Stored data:
- - -

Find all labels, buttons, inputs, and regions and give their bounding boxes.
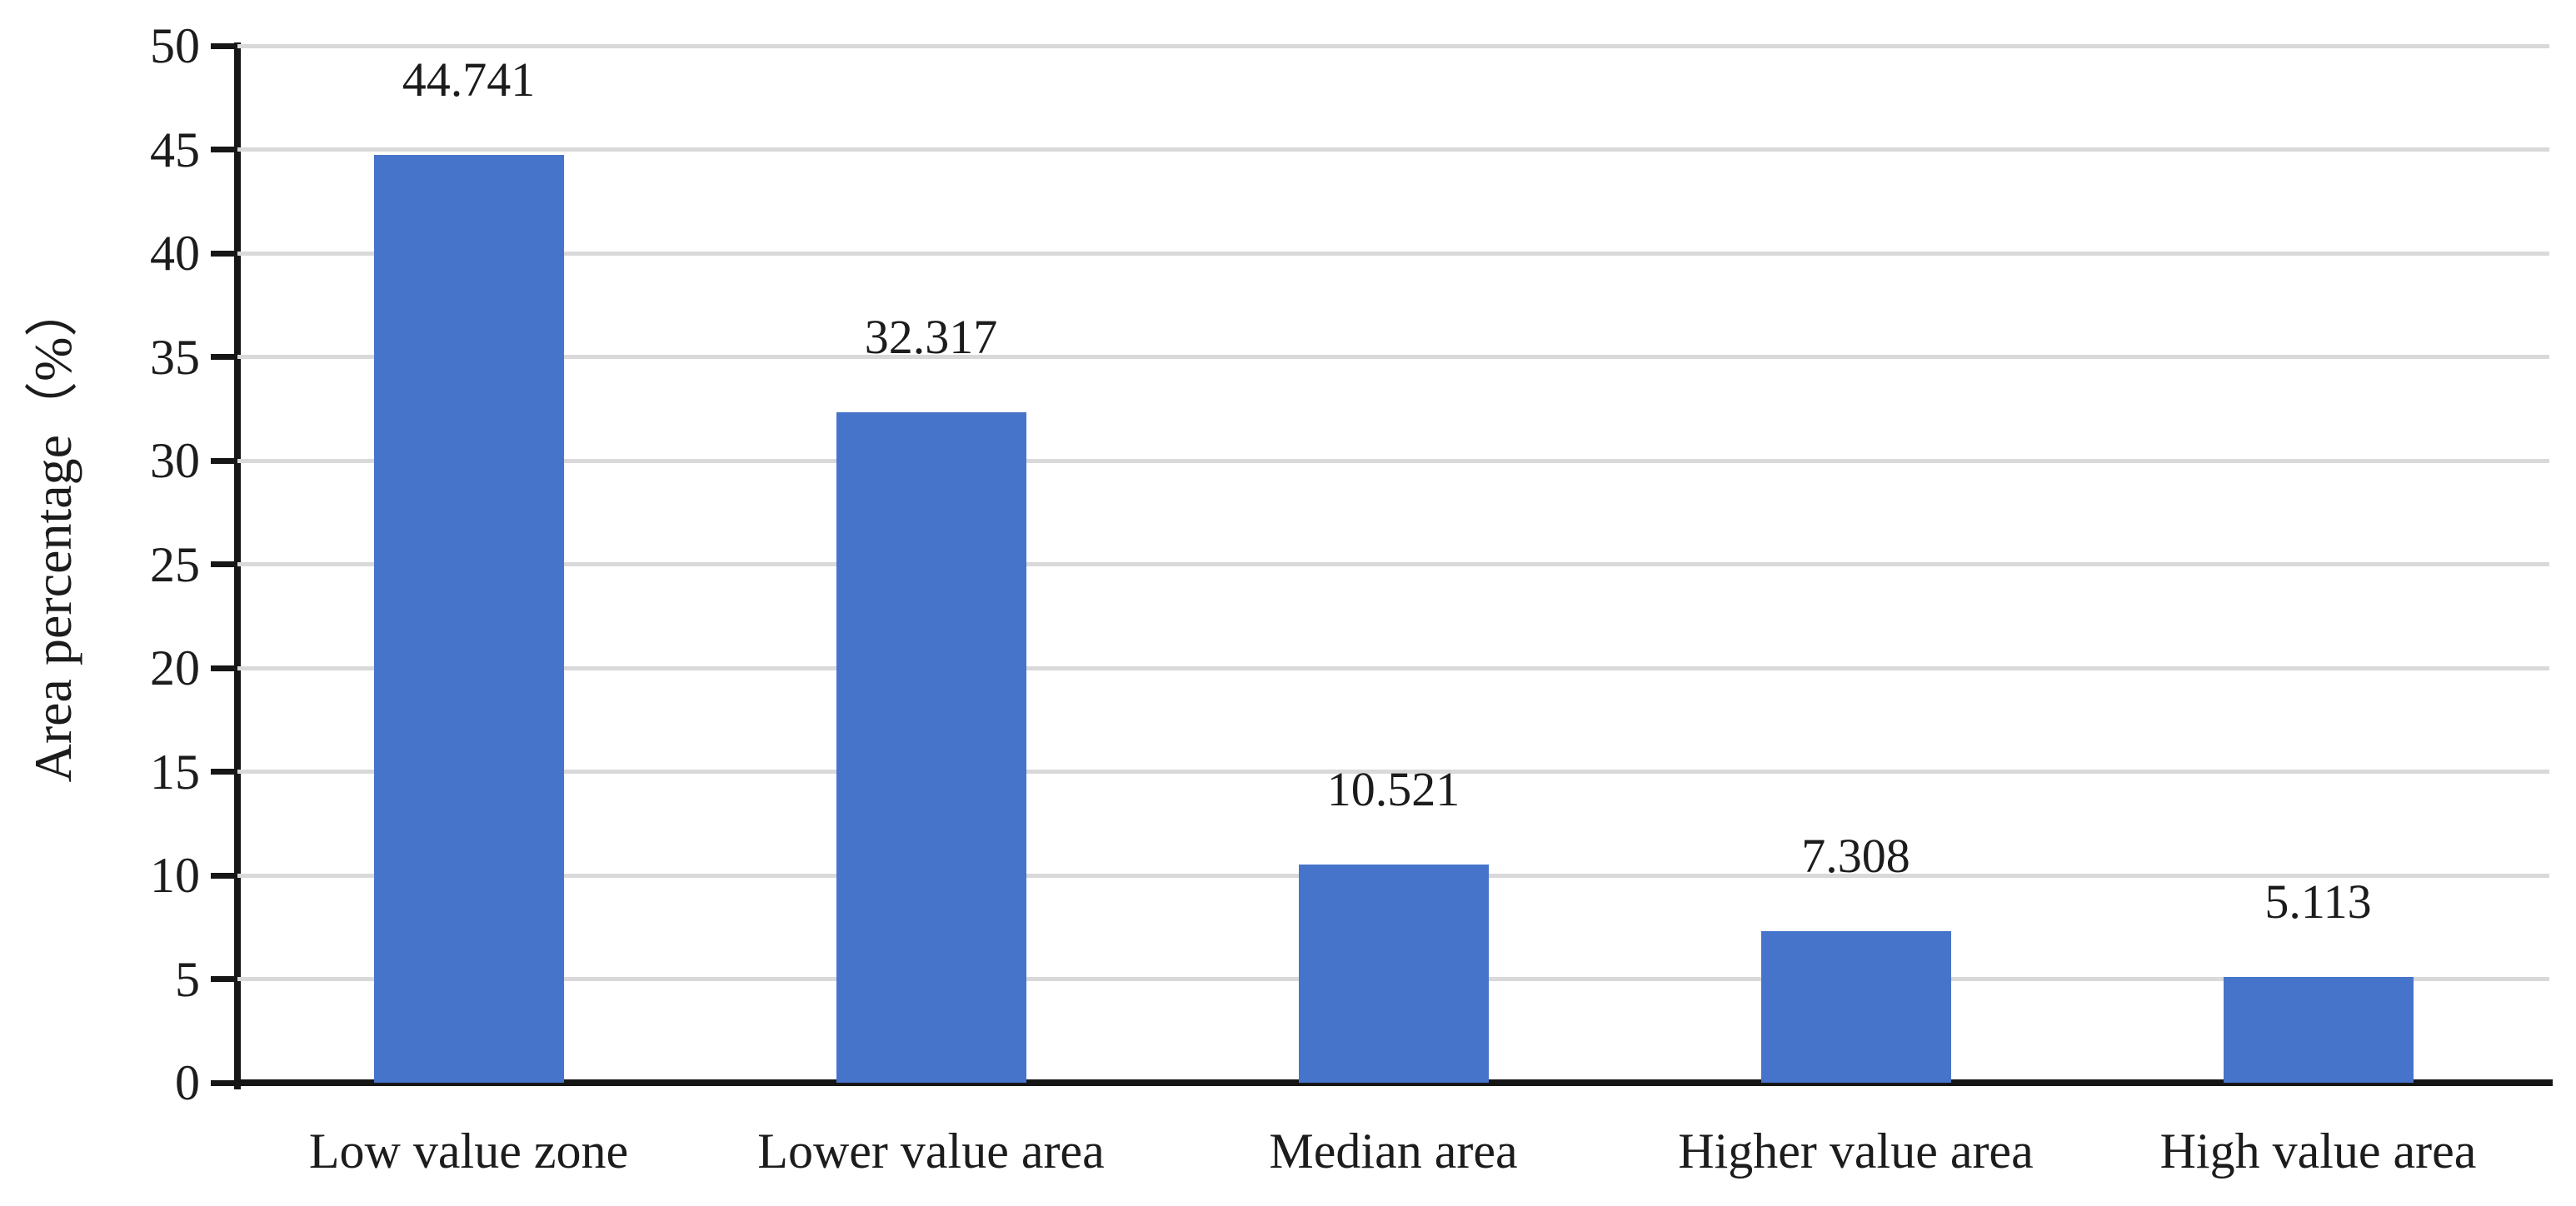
y-tick-label: 0	[175, 1055, 200, 1110]
y-tick-label: 25	[150, 536, 200, 592]
gridline	[237, 355, 2549, 359]
y-tick-mark	[211, 42, 234, 49]
bar	[1298, 865, 1489, 1083]
y-tick-mark	[211, 665, 234, 671]
gridline	[237, 147, 2549, 152]
bar-value-label: 44.741	[402, 52, 536, 107]
gridline	[237, 251, 2549, 256]
bar-value-label: 5.113	[2264, 874, 2372, 929]
y-tick-mark	[211, 457, 234, 464]
gridline	[237, 665, 2549, 670]
x-category-label: Lower value area	[757, 1124, 1105, 1179]
y-tick-label: 15	[150, 744, 200, 800]
bar	[1760, 931, 1951, 1083]
y-tick-label: 5	[175, 951, 200, 1007]
y-tick-mark	[211, 1079, 234, 1086]
y-tick-mark	[211, 561, 234, 567]
bar-value-label: 7.308	[1801, 829, 1910, 884]
gridline	[237, 43, 2549, 48]
gridline	[237, 458, 2549, 463]
y-tick-label: 50	[150, 18, 200, 73]
gridline	[237, 562, 2549, 566]
x-category-label: High value area	[2159, 1124, 2477, 1179]
x-axis-line	[234, 1079, 2553, 1086]
x-category-label: Median area	[1269, 1124, 1518, 1179]
y-tick-mark	[211, 769, 234, 775]
y-tick-mark	[211, 147, 234, 152]
bar-value-label: 10.521	[1326, 762, 1460, 817]
y-tick-label: 35	[150, 329, 200, 385]
y-tick-mark	[211, 872, 234, 879]
y-tick-label: 30	[150, 433, 200, 488]
y-tick-label: 40	[150, 226, 200, 281]
y-tick-label: 45	[150, 122, 200, 177]
gridline	[237, 770, 2549, 774]
bar-value-label: 32.317	[864, 310, 998, 365]
bar	[836, 412, 1026, 1083]
y-tick-label: 10	[150, 848, 200, 903]
y-tick-mark	[211, 250, 234, 257]
y-tick-mark	[211, 354, 234, 360]
x-category-label: Low value zone	[308, 1124, 629, 1179]
y-tick-mark	[211, 976, 234, 982]
bar	[373, 154, 564, 1083]
x-category-label: Higher value area	[1678, 1124, 2034, 1179]
y-tick-label: 20	[150, 640, 200, 695]
bar	[2223, 976, 2414, 1083]
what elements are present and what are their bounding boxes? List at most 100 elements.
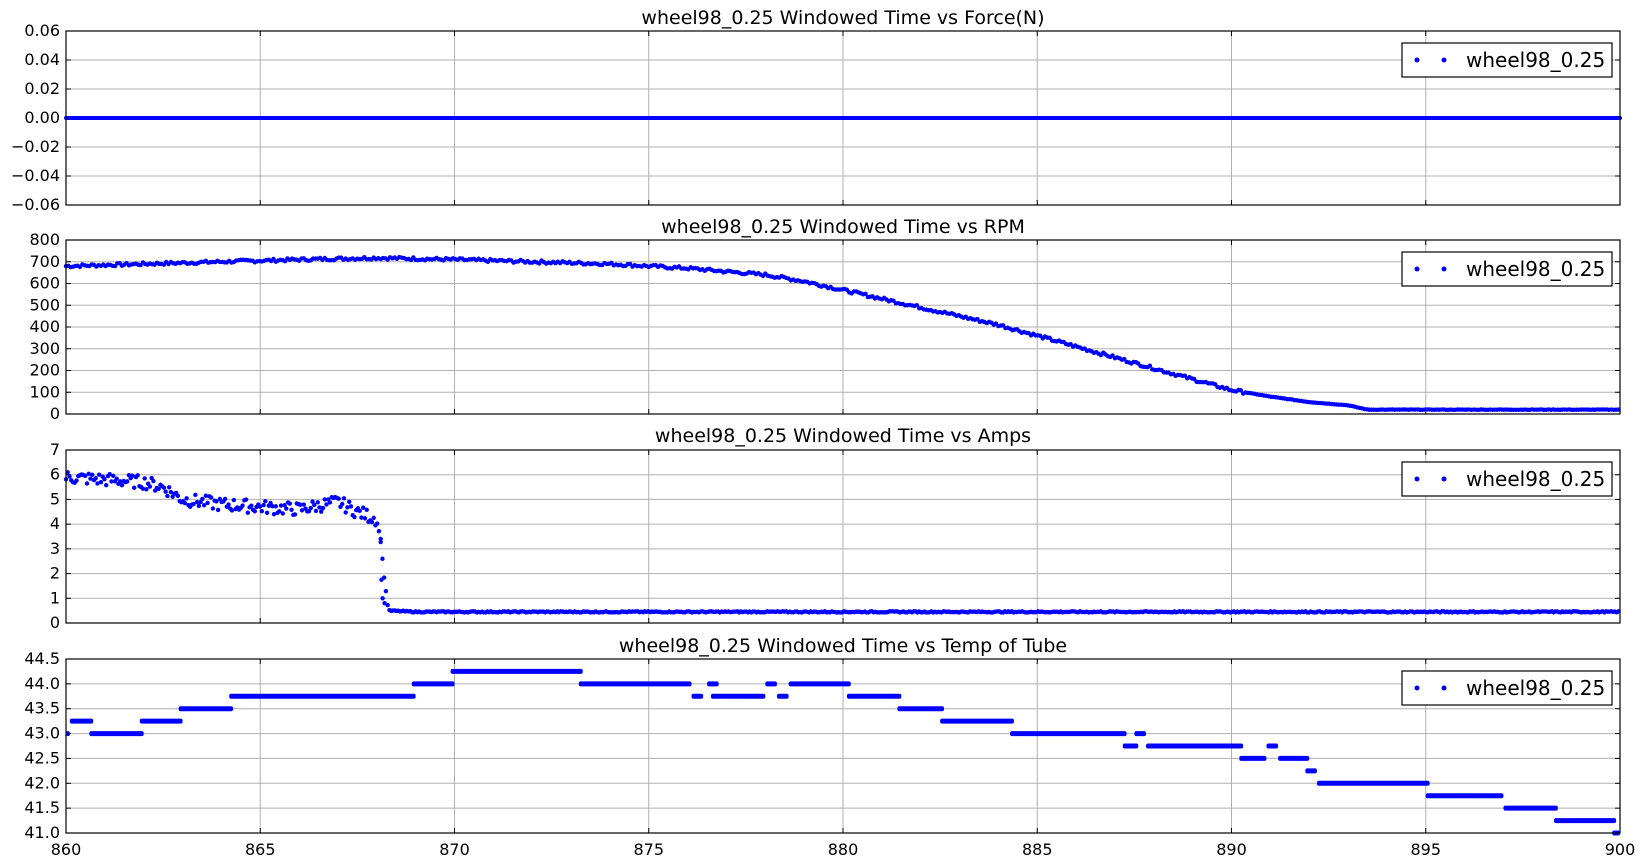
- y-tick-label: 0: [50, 404, 60, 423]
- data-segment: [1278, 755, 1310, 761]
- data-point: [240, 503, 245, 508]
- legend-marker: [1414, 476, 1420, 482]
- data-point: [140, 486, 146, 491]
- data-point: [324, 502, 329, 507]
- data-point: [348, 504, 354, 509]
- data-segment: [1146, 743, 1244, 749]
- data-point: [193, 492, 198, 497]
- data-point: [292, 512, 298, 517]
- y-tick-label: 5: [50, 489, 60, 508]
- data-point: [214, 499, 219, 504]
- data-point: [343, 510, 348, 515]
- data-point: [336, 496, 341, 501]
- series-points: [64, 116, 1622, 120]
- data-point: [114, 476, 119, 481]
- y-tick-label: −0.06: [11, 195, 60, 214]
- data-point: [210, 506, 216, 511]
- data-segment: [691, 693, 704, 699]
- data-point: [243, 497, 249, 502]
- legend-marker: [1414, 266, 1420, 272]
- y-tick-label: 600: [29, 274, 60, 293]
- data-point: [863, 291, 868, 297]
- data-point: [376, 528, 382, 534]
- data-segment: [897, 706, 945, 712]
- data-point: [340, 501, 345, 507]
- data-point: [130, 473, 135, 478]
- x-tick-label: 875: [633, 840, 664, 859]
- data-point: [263, 498, 268, 504]
- chart-panel-4: wheel98_0.25 Windowed Time vs Temp of Tu…: [24, 635, 1635, 859]
- data-point: [119, 482, 125, 488]
- y-tick-label: 500: [29, 295, 60, 314]
- data-segment: [89, 731, 144, 737]
- data-point: [95, 481, 100, 486]
- y-tick-label: 44.5: [24, 649, 60, 668]
- data-segment: [710, 693, 766, 699]
- data-point: [163, 489, 168, 494]
- data-point: [142, 476, 147, 481]
- y-tick-label: 43.0: [24, 724, 60, 743]
- data-point: [135, 473, 140, 478]
- data-point: [182, 500, 188, 506]
- data-point: [301, 502, 306, 507]
- data-point: [201, 503, 207, 508]
- data-point: [271, 511, 277, 517]
- y-tick-label: 0.06: [24, 21, 60, 40]
- data-segment: [940, 718, 1014, 724]
- data-point: [184, 496, 189, 501]
- data-point: [378, 536, 383, 542]
- data-point: [270, 504, 275, 509]
- data-segment: [1239, 755, 1267, 761]
- legend: wheel98_0.25: [1401, 461, 1613, 497]
- data-point: [1238, 388, 1244, 393]
- data-point: [378, 539, 383, 545]
- data-point: [364, 507, 369, 512]
- data-point: [191, 501, 196, 507]
- y-tick-label: 42.0: [24, 773, 60, 792]
- data-point: [369, 519, 375, 525]
- data-point: [83, 473, 88, 479]
- data-point: [86, 471, 91, 476]
- data-point: [322, 497, 327, 502]
- data-point: [165, 493, 170, 499]
- plot-frame: [65, 449, 1621, 624]
- data-point: [319, 509, 324, 514]
- plot-frame: [65, 30, 1621, 206]
- data-point: [383, 588, 389, 594]
- data-point: [278, 503, 284, 508]
- legend-box: [1401, 251, 1613, 287]
- data-point: [194, 499, 200, 505]
- legend-marker: [1414, 685, 1420, 691]
- data-point: [317, 505, 322, 510]
- data-segment: [776, 693, 789, 699]
- legend-marker: [1441, 266, 1447, 272]
- data-point: [117, 479, 123, 484]
- data-point: [320, 505, 326, 511]
- data-point: [151, 478, 156, 484]
- data-point: [74, 478, 79, 483]
- chart-panel-1: wheel98_0.25 Windowed Time vs Force(N) 0.…: [11, 7, 1622, 214]
- y-tick-label: 0.04: [24, 50, 60, 69]
- y-tick-label: 1: [50, 588, 60, 607]
- data-point: [107, 471, 112, 477]
- y-tick-label: 43.5: [24, 699, 60, 718]
- data-segment: [69, 718, 94, 724]
- data-point: [308, 505, 313, 511]
- data-segment: [846, 693, 902, 699]
- data-point: [287, 501, 292, 506]
- chart-panel-3: wheel98_0.25 Windowed Time vs Amps 7 6 5 4 3 2…: [50, 425, 1621, 632]
- y-tick-label: 7: [50, 440, 60, 459]
- data-point: [280, 511, 285, 516]
- data-point: [282, 502, 287, 508]
- y-tick-label: 6: [50, 465, 60, 484]
- data-point: [98, 480, 104, 485]
- x-tick-label: 895: [1410, 840, 1441, 859]
- data-point: [380, 556, 385, 561]
- data-point: [261, 502, 266, 508]
- data-point: [452, 116, 457, 120]
- data-point: [229, 508, 235, 513]
- legend-marker: [1441, 57, 1447, 63]
- data-point: [284, 506, 289, 511]
- data-point: [273, 504, 278, 509]
- legend-box: [1401, 670, 1613, 706]
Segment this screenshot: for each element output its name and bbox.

- - -

Starting at the first line of the stored data entries and ending at the line that contains "what elements are", give those lines as a numbered list with no blank lines. Leave the pictures out.

1. Find all labels, buttons, inputs, and regions and give their bounding boxes.
2. y-tick-label: 0	[175, 1055, 200, 1110]
3. y-tick-label: 25	[150, 536, 200, 592]
4. gridline	[237, 355, 2549, 359]
5. y-tick-mark	[211, 42, 234, 49]
6. bar	[1298, 865, 1489, 1083]
7. y-tick-mark	[211, 665, 234, 671]
8. gridline	[237, 147, 2549, 152]
9. bar-value-label: 44.741	[402, 52, 536, 107]
10. gridline	[237, 251, 2549, 256]
11. bar-value-label: 5.113	[2264, 874, 2372, 929]
12. y-tick-mark	[211, 457, 234, 464]
13. gridline	[237, 665, 2549, 670]
14. x-category-label: Lower value area	[757, 1124, 1105, 1179]
15. y-tick-label: 15	[150, 744, 200, 800]
16. bar	[1760, 931, 1951, 1083]
17. y-tick-label: 5	[175, 951, 200, 1007]
18. y-tick-mark	[211, 1079, 234, 1086]
19. y-tick-mark	[211, 561, 234, 567]
20. bar-value-label: 7.308	[1801, 829, 1910, 884]
21. gridline	[237, 43, 2549, 48]
22. gridline	[237, 458, 2549, 463]
23. y-tick-label: 50	[150, 18, 200, 73]
24. gridline	[237, 562, 2549, 566]
25. x-category-label: High value area	[2159, 1124, 2477, 1179]
26. x-axis-line	[234, 1079, 2553, 1086]
27. x-category-label: Median area	[1269, 1124, 1518, 1179]
28. y-tick-mark	[211, 769, 234, 775]
29. y-tick-mark	[211, 147, 234, 152]
30. bar-value-label: 10.521	[1326, 762, 1460, 817]
31. y-tick-label: 35	[150, 329, 200, 385]
32. y-tick-mark	[211, 872, 234, 879]
33. y-tick-label: 30	[150, 433, 200, 488]
34. y-tick-label: 40	[150, 226, 200, 281]
35. y-tick-label: 45	[150, 122, 200, 177]
36. gridline	[237, 770, 2549, 774]
37. bar-value-label: 32.317	[864, 310, 998, 365]
38. bar	[836, 412, 1026, 1083]
39. y-tick-label: 10	[150, 848, 200, 903]
40. y-tick-mark	[211, 250, 234, 257]
41. y-tick-mark	[211, 354, 234, 360]
42. x-category-label: Low value zone	[308, 1124, 629, 1179]
43. y-tick-mark	[211, 976, 234, 982]
44. bar	[373, 154, 564, 1083]
45. x-category-label: Higher value area	[1678, 1124, 2034, 1179]
46. y-tick-label: 20	[150, 640, 200, 695]
47. bar	[2223, 976, 2414, 1083]
48. what elements are present and what are their bounding boxes? List at most 100 elements.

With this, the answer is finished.